Task details - Locate every line in the records below that holds the word "Column" and return each one.

Working data -
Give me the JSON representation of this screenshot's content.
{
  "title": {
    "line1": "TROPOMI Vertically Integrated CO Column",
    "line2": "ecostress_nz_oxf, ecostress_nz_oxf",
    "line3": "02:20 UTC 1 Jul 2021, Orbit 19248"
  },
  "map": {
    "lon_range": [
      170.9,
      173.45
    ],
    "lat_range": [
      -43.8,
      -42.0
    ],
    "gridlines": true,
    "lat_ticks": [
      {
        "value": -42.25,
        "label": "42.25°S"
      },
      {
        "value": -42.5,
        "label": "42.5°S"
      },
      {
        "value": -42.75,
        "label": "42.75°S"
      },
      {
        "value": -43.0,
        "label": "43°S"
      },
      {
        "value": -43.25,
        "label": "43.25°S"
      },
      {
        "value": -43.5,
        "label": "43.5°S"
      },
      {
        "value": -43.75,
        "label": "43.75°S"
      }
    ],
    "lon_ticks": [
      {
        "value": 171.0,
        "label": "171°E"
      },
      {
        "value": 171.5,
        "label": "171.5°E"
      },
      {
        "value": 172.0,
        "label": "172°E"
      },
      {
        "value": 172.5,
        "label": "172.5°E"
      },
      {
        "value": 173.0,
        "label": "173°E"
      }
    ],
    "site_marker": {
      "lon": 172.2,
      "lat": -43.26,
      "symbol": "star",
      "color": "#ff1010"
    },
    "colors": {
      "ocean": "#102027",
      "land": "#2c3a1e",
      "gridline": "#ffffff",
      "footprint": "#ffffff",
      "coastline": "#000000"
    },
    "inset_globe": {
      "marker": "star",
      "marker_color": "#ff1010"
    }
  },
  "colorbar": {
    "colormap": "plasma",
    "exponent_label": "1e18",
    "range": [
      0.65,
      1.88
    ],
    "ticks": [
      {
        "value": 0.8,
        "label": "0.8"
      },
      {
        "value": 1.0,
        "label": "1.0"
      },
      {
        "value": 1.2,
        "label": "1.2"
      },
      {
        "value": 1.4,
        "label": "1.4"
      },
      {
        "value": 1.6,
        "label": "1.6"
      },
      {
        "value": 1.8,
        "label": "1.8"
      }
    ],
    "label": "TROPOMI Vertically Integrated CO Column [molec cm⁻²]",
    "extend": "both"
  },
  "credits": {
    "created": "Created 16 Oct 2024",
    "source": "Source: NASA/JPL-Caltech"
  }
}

Answer for this exercise -
    "line1": "TROPOMI Vertically Integrated CO Column",
    "label": "TROPOMI Vertically Integrated CO Column [molec cm⁻²]",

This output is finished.